### Passage provided
## Truth Tropic Language II

### Readings

#### Notes

- The Propositional Calculus (from last time)
- PC Entailments and Theorems (pdf, from last time)
- PC Translations(pdf, from last time)

### Synopsis

We began today by revisiting our definition of validity in terms of truth tables and working some more problems to see how the definition plays out in practice.

Recall the general definition of validity: An argument is valid iff it is impossible for the conclusion to be false when all the premises are true.

Since the rows of a standard truth table represent all the possibilities, this is equivalent to saying: A PC argument is valid iff on no row of a standard truth table are all the premises true but the conclusion false. Equivalently, a PC argument is valid iff on every row of standard truth table where the premises are all true, the conclusion is also true.

Note that the handout above, PC Entailments and Theorems, gives lots of practice examples of valid arguments (entailments) for you to practice. Note also that apart from correctly filling out the truth values for the individual sentence letters--the 'standard' in standard truth table--there is no one right way to proceed. You can use temporary columns to keep track of your work, as I do, or you can break expressions apart and put them side by side to be evaluated each in turn, as Gabby neatly showed you how to do. What *does* matter is that clearly indicate those rows on which all the premises are true so as to verify (display) that the conclusion is also true on those rows--therewith demonstrating that it is impossible for the conclusion to be false when all the premises are true, going back to the general definition of validity.

Truth tables are useful in another regard as well. It turns out there is a special class of PC WFFs that are true on *every* row. Since the rows represent all the possibilities, it is impossible for these PC WFFs to ever be false. They are necessarily true, and we call them 'theorems of PC'. They are also known as tautologies, necessary truths, or laws of logic.

### Given problem 1
In the lecture notes on the propositional calculus, what other names are given for theorems of PC?
### Given problem 2
Continue the lecture notes on the propositional calculus from the point where they stop.

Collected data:
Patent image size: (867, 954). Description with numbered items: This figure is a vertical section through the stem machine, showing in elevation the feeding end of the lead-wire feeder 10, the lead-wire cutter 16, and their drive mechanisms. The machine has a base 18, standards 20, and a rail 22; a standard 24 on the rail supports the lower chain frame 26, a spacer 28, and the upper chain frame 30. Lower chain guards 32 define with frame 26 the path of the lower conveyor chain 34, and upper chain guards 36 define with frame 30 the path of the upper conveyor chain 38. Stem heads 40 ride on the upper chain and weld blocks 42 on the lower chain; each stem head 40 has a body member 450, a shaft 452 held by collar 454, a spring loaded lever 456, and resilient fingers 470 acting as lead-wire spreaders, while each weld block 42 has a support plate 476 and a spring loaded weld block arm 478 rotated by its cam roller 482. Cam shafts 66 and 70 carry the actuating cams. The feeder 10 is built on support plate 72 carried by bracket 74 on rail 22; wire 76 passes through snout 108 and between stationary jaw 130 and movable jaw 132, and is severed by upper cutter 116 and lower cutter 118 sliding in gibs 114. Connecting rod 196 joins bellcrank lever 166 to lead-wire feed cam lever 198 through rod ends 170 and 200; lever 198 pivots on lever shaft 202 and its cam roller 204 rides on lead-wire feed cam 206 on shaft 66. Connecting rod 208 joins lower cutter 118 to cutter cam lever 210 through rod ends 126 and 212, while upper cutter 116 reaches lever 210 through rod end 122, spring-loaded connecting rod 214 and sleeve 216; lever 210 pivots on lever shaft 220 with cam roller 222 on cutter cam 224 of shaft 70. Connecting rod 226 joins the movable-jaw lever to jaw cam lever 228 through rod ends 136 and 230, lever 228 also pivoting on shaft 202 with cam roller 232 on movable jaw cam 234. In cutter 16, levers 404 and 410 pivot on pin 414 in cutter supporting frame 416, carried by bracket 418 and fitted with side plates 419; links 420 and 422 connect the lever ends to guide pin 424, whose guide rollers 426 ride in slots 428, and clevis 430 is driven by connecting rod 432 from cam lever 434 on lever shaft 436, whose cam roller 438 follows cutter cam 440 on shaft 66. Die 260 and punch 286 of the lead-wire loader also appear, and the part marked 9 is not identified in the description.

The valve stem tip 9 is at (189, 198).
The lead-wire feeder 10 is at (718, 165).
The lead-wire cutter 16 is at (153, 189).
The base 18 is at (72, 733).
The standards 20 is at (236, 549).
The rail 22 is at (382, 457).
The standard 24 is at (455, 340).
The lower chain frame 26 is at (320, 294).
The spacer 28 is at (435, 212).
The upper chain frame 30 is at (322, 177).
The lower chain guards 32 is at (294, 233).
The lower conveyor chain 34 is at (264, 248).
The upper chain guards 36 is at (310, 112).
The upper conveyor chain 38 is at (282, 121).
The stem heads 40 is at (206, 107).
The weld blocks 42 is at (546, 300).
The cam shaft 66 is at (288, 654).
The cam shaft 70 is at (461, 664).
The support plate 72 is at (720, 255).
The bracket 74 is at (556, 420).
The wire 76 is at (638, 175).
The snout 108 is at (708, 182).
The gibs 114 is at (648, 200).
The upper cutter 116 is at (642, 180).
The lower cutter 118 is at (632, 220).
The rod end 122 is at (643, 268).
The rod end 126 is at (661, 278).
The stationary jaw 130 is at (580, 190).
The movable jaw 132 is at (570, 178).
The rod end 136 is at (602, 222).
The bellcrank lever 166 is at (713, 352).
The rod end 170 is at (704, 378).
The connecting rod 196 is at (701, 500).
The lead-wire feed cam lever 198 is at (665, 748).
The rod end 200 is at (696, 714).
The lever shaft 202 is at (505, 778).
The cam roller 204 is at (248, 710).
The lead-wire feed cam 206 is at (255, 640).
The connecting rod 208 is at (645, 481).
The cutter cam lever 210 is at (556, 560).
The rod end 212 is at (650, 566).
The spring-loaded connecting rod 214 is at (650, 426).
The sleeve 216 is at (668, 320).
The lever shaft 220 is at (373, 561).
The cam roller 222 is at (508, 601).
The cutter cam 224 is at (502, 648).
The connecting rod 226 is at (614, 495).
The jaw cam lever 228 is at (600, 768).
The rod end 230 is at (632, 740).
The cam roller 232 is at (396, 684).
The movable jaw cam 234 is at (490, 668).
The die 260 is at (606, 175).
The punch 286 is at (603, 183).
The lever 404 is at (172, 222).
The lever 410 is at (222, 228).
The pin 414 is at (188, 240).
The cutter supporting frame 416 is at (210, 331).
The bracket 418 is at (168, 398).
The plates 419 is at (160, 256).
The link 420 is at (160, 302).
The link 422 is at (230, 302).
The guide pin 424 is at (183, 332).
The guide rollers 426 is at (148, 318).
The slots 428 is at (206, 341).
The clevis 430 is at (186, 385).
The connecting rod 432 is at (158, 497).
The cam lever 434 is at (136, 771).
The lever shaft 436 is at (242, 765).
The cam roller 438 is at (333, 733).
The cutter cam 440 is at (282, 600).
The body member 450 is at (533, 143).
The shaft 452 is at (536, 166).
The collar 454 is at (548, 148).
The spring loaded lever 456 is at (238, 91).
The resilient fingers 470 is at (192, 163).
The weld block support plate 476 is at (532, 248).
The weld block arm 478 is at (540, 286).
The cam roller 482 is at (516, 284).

### Exercise output 1
Tautologies, necessary truths, or laws of logic.

### Exercise output 2
As useful as truth tables are for defining (in a transparent way) validity (and theoremhood!), they quickly become unwieldy, perhaps even unworkable. After all, by the formula for filling out a standard truth table, the number of rows for formulas with four distinct sentence letters is 16--complicated, but not awfully so. The number of rows for formulas with 5 distinct sentence letters is 32, 6 gives you 64 rows, and a mere 7 distinct sentence letters requires a whooping 128 rows!

Surely there is a better, more economical approach. And, indeed, there is: the dauntingly named method of Analytic Tableaux.

Indeed, the method of Analytic Tableaux provides an elegant alternative.

To be sure, our definition of validity is a little more complicated when it comes to Analytic Tableaux, involving as it does the concept of a Semantic Tree (also called a Truth Tree.) It takes us three steps, thusly,

First, we say that a PC argument is valid iff a Semantic Tree which i) asserts all the premises while ii) denying the conclusion dies.

Second, we note that a Semantic Tree dies iff every branch of the Tree dies.

Third, and finally, we specify that a branch of a Semantic Tree dies iff it both asserts and denies the same PC-WFF--that is, iff a contradiction can be found on it, no matter how far back up the trunk we must track.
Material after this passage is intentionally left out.